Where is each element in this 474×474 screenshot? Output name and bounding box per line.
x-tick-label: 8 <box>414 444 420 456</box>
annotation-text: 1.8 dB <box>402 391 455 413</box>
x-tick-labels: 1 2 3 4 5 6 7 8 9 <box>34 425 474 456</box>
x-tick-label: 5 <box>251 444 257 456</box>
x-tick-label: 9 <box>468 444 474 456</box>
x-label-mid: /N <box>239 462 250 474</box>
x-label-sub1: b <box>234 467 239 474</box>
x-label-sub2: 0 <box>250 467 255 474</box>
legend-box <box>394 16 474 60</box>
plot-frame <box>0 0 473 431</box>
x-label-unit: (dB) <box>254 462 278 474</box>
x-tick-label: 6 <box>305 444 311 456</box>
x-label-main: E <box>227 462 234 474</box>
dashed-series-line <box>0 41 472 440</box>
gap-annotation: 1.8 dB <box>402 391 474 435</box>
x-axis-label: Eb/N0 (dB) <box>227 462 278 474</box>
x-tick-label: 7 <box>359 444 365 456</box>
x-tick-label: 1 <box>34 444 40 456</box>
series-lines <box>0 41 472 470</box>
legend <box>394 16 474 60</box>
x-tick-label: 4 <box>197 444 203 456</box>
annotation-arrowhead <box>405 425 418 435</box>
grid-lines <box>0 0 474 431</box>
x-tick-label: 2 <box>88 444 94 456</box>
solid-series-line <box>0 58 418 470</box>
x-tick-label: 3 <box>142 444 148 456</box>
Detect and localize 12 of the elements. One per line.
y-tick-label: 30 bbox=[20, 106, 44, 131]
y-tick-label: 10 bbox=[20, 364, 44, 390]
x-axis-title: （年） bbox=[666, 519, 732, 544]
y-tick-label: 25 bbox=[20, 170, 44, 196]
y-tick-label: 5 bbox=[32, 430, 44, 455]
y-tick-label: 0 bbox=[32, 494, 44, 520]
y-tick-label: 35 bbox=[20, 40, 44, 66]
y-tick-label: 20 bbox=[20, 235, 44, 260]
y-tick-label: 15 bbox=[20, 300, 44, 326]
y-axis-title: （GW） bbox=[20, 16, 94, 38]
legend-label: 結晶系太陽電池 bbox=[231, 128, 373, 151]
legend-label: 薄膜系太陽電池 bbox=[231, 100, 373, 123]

◇ ◇ ◇

- [Task objective] Reproduce all of the lines above character for character.

- [The completed task]
Where is each element in this 474×474 screenshot? Output name and bounding box per line.
x-tick-label: 8 <box>414 444 420 456</box>
annotation-text: 1.8 dB <box>402 391 455 413</box>
x-tick-labels: 1 2 3 4 5 6 7 8 9 <box>34 425 474 456</box>
x-tick-label: 5 <box>251 444 257 456</box>
x-tick-label: 9 <box>468 444 474 456</box>
x-label-mid: /N <box>239 462 250 474</box>
x-label-sub1: b <box>234 467 239 474</box>
x-label-sub2: 0 <box>250 467 255 474</box>
legend-box <box>394 16 474 60</box>
plot-frame <box>0 0 473 431</box>
x-label-unit: (dB) <box>254 462 278 474</box>
x-tick-label: 6 <box>305 444 311 456</box>
x-label-main: E <box>227 462 234 474</box>
dashed-series-line <box>0 41 472 440</box>
gap-annotation: 1.8 dB <box>402 391 474 435</box>
x-axis-label: Eb/N0 (dB) <box>227 462 278 474</box>
x-tick-label: 7 <box>359 444 365 456</box>
x-tick-label: 1 <box>34 444 40 456</box>
series-lines <box>0 41 472 470</box>
legend <box>394 16 474 60</box>
x-tick-label: 4 <box>197 444 203 456</box>
annotation-arrowhead <box>405 425 418 435</box>
grid-lines <box>0 0 474 431</box>
x-tick-label: 2 <box>88 444 94 456</box>
solid-series-line <box>0 58 418 470</box>
x-tick-label: 3 <box>142 444 148 456</box>
Detect and localize 12 of the elements. One per line.
y-tick-label: 30 bbox=[20, 106, 44, 131]
y-tick-label: 10 bbox=[20, 364, 44, 390]
x-axis-title: （年） bbox=[666, 519, 732, 544]
y-tick-label: 25 bbox=[20, 170, 44, 196]
y-tick-label: 5 bbox=[32, 430, 44, 455]
y-tick-label: 0 bbox=[32, 494, 44, 520]
y-tick-label: 35 bbox=[20, 40, 44, 66]
y-tick-label: 20 bbox=[20, 235, 44, 260]
y-tick-label: 15 bbox=[20, 300, 44, 326]
y-axis-title: （GW） bbox=[20, 16, 94, 38]
legend-label: 結晶系太陽電池 bbox=[231, 128, 373, 151]
legend-label: 薄膜系太陽電池 bbox=[231, 100, 373, 123]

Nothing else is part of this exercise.